→ Your instructions
Copy out the entries word for word, from the start through the line containing "title-line-description: Subtidal sea", inclusive.

Dataset excerpt:
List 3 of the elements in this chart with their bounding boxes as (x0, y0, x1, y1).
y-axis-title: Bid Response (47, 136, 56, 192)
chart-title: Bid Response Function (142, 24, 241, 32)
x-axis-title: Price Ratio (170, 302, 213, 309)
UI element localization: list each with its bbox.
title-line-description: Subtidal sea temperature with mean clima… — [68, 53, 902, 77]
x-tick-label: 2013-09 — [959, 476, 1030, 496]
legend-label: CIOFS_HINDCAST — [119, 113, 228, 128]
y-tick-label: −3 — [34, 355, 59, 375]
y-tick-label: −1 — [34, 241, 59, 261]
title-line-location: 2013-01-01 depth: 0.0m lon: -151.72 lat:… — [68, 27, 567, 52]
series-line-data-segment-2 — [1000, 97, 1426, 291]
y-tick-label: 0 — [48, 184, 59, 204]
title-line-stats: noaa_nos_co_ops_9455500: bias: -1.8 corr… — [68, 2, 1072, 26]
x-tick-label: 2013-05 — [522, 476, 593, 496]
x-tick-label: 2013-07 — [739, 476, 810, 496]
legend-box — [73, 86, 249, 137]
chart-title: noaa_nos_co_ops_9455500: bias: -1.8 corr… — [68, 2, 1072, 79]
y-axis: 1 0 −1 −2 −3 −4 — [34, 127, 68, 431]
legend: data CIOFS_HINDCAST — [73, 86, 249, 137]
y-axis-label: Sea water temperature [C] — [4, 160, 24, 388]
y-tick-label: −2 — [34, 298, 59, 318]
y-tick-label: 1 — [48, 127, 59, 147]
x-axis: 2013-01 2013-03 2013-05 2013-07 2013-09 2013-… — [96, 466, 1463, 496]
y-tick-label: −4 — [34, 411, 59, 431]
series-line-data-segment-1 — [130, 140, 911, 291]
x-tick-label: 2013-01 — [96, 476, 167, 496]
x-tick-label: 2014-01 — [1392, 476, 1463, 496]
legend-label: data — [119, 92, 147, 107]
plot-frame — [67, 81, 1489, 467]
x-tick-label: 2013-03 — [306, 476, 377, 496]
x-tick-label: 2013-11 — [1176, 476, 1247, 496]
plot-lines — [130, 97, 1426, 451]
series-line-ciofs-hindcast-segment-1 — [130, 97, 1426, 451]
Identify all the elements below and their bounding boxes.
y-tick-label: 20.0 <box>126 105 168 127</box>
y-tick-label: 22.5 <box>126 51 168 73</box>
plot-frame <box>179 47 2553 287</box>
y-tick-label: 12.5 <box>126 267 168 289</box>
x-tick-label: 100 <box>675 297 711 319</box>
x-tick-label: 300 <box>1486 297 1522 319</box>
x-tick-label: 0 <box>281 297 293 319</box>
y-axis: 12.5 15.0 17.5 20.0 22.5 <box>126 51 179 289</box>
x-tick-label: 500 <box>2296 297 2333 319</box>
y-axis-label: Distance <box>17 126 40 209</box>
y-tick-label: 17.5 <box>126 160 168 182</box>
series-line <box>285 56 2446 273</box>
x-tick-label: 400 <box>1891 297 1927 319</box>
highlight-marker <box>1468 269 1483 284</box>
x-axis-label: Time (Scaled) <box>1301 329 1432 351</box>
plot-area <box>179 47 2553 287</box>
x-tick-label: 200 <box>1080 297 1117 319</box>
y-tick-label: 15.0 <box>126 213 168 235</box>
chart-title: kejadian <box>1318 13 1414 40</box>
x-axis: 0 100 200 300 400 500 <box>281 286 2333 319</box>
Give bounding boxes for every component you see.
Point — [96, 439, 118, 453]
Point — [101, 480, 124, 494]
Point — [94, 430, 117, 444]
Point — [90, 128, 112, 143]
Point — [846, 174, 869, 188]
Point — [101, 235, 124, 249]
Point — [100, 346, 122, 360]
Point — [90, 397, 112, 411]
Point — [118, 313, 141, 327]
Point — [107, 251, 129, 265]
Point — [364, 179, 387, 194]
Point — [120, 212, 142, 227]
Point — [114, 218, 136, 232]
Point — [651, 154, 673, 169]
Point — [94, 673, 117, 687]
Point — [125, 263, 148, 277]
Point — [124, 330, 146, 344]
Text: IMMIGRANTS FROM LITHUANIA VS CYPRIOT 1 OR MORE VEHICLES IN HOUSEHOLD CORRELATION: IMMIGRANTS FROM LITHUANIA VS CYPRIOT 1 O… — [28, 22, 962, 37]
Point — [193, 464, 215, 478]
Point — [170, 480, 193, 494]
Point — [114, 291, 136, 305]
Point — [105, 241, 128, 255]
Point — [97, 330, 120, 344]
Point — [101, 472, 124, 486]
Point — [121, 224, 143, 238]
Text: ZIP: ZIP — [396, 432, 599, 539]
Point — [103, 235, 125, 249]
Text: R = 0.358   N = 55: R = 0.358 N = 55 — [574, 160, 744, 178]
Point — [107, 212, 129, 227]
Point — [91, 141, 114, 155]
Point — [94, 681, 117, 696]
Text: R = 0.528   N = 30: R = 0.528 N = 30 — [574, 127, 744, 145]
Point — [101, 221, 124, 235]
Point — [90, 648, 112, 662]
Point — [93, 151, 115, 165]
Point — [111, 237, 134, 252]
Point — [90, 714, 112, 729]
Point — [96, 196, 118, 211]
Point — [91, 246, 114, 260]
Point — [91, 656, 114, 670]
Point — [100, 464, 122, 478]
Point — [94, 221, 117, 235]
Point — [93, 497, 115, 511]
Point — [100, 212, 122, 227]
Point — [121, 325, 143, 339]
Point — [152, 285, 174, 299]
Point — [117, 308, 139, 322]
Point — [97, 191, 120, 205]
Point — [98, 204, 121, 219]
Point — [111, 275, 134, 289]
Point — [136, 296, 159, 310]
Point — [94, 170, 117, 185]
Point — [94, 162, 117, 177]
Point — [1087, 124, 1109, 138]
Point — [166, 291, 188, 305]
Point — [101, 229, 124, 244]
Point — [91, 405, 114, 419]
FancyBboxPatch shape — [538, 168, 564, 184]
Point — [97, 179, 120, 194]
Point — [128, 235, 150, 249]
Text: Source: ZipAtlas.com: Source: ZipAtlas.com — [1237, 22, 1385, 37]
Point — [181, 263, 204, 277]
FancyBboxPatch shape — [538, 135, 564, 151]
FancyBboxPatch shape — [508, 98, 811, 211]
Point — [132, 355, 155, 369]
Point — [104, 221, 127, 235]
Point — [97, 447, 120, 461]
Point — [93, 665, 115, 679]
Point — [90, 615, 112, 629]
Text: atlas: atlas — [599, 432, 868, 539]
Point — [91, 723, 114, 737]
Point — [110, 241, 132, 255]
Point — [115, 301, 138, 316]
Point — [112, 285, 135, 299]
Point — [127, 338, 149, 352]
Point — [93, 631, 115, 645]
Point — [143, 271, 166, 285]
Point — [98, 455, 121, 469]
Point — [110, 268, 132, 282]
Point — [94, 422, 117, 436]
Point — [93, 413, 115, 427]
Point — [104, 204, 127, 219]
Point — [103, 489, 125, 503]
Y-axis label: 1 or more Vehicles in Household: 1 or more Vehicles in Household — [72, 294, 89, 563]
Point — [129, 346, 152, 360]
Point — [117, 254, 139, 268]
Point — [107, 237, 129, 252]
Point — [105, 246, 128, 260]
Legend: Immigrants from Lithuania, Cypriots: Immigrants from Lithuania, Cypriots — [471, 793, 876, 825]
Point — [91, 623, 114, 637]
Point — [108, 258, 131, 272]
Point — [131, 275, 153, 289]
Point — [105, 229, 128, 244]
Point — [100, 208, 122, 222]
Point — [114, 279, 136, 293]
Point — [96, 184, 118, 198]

→ Response to this exercise
List 3 of the elements in this chart with their bounding boxes as (x0, y0, x1, y1).
y-axis-title: Bid Response (47, 136, 56, 192)
chart-title: Bid Response Function (142, 24, 241, 32)
x-axis-title: Price Ratio (170, 302, 213, 309)
UI element localization: list each with its bbox.
title-line-description: Subtidal sea temperature with mean clima… — [68, 53, 902, 77]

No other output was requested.